> [Set problem] Which lines hold the word "оценки"? Copy each of them.

---------- Extracted material

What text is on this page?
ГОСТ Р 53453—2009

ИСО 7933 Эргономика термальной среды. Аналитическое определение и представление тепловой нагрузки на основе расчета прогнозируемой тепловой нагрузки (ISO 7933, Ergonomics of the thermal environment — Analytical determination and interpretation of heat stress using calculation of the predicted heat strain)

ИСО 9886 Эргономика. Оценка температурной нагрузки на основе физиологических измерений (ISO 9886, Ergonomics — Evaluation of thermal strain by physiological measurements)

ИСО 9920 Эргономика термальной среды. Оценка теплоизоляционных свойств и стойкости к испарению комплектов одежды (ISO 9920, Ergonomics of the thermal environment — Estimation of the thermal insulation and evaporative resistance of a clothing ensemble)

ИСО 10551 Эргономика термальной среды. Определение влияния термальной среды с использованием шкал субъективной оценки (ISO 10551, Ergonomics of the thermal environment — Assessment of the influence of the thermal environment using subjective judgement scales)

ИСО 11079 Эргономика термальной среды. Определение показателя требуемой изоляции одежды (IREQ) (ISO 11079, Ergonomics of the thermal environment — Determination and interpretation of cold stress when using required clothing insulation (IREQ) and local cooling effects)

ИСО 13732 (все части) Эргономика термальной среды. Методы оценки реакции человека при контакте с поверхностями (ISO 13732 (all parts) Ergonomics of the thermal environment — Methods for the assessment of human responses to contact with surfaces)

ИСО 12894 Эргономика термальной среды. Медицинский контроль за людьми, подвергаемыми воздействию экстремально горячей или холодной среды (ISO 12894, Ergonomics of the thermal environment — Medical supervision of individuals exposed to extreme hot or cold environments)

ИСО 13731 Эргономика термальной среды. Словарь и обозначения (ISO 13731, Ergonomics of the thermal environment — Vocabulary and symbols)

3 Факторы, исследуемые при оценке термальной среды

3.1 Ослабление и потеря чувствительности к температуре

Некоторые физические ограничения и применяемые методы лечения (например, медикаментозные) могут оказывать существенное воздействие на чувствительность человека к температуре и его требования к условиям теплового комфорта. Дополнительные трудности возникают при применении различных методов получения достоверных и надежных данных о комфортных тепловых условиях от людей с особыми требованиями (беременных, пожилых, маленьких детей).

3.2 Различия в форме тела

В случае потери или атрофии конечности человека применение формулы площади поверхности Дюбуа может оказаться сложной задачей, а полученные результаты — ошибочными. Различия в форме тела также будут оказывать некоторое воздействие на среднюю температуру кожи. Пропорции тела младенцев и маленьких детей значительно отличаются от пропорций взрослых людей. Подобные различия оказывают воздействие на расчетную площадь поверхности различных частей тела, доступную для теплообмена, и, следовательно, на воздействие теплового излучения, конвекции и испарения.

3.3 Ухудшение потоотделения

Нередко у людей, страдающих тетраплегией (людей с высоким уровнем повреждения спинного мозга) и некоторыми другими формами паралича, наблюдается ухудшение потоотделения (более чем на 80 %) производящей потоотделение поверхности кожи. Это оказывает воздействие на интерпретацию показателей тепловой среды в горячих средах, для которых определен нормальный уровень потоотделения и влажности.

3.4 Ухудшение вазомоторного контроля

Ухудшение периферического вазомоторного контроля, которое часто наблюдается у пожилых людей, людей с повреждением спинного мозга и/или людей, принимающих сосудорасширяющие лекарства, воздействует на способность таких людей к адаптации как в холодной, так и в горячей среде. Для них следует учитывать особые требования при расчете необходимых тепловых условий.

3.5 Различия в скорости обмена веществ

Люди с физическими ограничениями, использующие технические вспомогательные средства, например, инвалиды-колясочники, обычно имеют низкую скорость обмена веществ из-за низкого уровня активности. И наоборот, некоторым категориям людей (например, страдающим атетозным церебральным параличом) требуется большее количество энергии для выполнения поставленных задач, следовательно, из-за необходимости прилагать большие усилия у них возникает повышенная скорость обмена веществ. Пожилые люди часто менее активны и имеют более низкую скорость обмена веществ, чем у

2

--------------------

> [Written solution]
ИСО 10551 Эргономика термальной среды. Определение влияния термальной среды с использованием шкал субъективной оценки (ISO 10551, Ergonomics of the thermal environment — Assessment of the influence of the thermal environment using subjective judgement scales)
ИСО 13732 (все части) Эргономика термальной среды. Методы оценки реакции человека при контакте с поверхностями (ISO 13732 (all parts) Ergonomics of the thermal environment — Methods for the assessment of human responses to contact with surfaces)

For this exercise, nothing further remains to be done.